**Aim of the exercise:** Find every line in the records below that holds the word "khiển", and copy each one.

::::

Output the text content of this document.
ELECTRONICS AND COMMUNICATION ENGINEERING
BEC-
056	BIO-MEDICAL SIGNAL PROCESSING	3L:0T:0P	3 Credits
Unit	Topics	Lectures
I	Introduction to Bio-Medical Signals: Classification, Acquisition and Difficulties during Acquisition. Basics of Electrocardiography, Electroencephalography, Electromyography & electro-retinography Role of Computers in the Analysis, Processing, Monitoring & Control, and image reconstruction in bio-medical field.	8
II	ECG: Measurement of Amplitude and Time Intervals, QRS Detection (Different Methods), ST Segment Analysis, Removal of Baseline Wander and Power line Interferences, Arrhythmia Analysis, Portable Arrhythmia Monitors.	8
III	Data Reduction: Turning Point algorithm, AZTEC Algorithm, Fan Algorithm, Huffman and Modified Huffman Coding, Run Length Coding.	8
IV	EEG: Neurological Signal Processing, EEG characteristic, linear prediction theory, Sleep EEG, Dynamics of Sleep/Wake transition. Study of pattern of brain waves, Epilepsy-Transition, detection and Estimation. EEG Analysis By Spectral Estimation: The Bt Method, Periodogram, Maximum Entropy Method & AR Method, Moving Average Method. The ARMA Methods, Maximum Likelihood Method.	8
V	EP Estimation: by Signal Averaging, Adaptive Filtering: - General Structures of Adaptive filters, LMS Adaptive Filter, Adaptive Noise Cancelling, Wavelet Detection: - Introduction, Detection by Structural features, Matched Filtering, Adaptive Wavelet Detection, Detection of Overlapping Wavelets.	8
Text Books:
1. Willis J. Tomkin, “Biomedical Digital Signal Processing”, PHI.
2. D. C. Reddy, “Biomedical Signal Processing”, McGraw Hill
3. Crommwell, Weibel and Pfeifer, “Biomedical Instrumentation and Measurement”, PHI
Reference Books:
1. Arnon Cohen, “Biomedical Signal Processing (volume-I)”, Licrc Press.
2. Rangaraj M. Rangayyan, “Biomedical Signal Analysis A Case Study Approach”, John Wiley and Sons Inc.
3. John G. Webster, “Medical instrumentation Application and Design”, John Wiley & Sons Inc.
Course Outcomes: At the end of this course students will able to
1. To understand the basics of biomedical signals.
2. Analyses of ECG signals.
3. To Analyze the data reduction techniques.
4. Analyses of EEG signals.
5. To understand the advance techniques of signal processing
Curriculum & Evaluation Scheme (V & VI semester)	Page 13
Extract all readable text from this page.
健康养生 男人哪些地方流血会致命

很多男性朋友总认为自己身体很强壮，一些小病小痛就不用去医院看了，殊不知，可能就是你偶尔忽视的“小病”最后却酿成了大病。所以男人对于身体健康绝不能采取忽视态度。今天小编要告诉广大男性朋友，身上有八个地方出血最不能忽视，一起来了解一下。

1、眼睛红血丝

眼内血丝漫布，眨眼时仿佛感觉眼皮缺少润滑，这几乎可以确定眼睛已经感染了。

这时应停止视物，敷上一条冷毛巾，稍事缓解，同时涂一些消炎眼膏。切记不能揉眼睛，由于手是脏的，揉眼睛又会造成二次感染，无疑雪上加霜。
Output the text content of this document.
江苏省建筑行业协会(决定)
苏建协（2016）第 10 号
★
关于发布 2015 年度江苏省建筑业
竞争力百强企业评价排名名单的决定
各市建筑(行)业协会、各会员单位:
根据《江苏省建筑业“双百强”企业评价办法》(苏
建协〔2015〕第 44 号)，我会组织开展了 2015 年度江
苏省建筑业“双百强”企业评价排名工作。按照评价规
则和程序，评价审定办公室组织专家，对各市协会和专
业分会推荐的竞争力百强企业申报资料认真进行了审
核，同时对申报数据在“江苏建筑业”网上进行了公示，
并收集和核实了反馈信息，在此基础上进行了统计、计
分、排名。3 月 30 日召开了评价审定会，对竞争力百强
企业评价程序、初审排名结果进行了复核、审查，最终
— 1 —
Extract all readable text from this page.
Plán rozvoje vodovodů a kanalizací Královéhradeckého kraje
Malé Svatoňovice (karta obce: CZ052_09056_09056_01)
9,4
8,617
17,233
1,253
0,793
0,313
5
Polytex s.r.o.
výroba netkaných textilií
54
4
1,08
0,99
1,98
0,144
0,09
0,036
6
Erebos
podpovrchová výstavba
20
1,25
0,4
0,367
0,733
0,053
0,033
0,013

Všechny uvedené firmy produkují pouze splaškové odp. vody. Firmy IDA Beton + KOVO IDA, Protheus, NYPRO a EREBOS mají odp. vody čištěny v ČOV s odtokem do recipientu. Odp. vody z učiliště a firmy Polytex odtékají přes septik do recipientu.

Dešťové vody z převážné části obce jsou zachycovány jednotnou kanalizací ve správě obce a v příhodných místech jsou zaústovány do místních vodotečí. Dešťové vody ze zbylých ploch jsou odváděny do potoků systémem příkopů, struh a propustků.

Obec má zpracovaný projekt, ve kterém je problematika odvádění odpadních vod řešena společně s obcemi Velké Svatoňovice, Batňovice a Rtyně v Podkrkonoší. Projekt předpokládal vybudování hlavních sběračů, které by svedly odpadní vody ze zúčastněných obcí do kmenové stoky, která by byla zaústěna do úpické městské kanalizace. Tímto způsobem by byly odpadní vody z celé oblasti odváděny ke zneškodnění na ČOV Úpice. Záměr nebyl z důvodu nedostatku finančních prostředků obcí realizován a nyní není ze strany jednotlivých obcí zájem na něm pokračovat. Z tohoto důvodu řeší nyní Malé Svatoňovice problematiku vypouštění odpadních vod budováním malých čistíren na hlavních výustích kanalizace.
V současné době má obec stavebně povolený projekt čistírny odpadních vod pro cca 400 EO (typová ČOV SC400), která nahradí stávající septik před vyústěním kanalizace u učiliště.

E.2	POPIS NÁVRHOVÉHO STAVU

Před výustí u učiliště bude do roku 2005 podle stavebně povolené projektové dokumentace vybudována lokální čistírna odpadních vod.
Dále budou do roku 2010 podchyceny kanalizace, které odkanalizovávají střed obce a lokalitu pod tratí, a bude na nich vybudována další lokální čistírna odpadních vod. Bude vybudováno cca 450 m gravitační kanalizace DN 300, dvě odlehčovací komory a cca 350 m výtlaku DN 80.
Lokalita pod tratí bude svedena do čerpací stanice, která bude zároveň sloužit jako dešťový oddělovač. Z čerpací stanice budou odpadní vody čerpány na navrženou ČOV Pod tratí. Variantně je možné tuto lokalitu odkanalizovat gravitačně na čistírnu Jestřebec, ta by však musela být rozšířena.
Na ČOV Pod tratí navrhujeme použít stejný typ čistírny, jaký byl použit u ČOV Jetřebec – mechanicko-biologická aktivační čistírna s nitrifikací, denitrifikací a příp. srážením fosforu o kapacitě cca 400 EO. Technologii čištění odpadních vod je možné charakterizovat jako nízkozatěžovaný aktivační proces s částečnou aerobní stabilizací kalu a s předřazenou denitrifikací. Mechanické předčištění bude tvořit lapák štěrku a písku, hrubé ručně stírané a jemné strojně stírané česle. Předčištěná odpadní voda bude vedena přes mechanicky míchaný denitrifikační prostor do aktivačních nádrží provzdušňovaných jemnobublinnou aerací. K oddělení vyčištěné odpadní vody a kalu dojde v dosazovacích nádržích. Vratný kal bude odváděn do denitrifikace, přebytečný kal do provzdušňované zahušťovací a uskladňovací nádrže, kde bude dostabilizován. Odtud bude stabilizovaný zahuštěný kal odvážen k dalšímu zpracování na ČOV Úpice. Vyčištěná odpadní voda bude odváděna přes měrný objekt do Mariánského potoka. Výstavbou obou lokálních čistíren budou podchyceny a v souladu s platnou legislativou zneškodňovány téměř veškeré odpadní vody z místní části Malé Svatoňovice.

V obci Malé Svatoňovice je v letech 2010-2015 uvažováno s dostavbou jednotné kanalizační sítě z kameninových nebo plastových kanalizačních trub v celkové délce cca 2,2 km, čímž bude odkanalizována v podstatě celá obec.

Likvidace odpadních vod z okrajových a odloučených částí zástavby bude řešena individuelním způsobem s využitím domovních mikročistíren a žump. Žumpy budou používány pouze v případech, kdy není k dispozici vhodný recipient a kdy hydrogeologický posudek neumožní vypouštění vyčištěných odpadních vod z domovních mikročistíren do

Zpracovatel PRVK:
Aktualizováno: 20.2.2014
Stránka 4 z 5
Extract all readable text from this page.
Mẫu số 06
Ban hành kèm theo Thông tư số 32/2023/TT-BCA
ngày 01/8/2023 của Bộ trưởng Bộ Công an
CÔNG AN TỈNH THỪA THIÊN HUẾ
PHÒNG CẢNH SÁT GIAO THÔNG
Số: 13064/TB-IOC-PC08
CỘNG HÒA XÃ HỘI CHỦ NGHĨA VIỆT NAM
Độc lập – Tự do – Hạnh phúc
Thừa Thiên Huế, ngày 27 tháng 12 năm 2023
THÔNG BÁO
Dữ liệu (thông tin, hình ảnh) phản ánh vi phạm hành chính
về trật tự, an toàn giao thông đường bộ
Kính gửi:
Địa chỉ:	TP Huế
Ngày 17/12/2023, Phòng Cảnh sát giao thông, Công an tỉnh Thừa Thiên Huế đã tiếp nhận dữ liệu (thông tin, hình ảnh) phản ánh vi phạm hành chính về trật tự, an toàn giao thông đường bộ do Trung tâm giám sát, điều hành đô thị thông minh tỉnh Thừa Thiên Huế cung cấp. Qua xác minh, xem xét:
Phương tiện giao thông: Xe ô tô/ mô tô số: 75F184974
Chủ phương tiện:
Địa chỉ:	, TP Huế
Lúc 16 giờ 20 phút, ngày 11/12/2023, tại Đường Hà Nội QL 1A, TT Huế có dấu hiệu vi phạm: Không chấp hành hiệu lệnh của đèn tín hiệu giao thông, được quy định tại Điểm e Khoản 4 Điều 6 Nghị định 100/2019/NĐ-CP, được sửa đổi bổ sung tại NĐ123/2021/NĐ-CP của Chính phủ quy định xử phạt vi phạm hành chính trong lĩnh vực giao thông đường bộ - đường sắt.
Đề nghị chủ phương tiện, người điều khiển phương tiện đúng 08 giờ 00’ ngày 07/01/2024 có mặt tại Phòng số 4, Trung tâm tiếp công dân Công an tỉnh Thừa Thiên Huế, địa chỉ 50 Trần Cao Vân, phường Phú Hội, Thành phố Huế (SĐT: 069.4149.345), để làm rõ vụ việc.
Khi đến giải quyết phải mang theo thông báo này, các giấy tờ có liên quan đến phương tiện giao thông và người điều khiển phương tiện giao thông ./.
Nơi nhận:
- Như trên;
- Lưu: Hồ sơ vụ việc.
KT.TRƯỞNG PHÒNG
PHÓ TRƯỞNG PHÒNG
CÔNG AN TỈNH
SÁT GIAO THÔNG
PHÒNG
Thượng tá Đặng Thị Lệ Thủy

::::

**Output for this task:**
Đề nghị chủ phương tiện, người điều khiển phương tiện đúng 08 giờ 00’ ngày 07/01/2024 có mặt tại Phòng số 4, Trung tâm tiếp công dân Công an tỉnh Thừa Thiên Huế, địa chỉ 50 Trần Cao Vân, phường Phú Hội, Thành phố Huế (SĐT: 069.4149.345), để làm rõ vụ việc.
Khi đến giải quyết phải mang theo thông báo này, các giấy tờ có liên quan đến phương tiện giao thông và người điều khiển phương tiện giao thông ./.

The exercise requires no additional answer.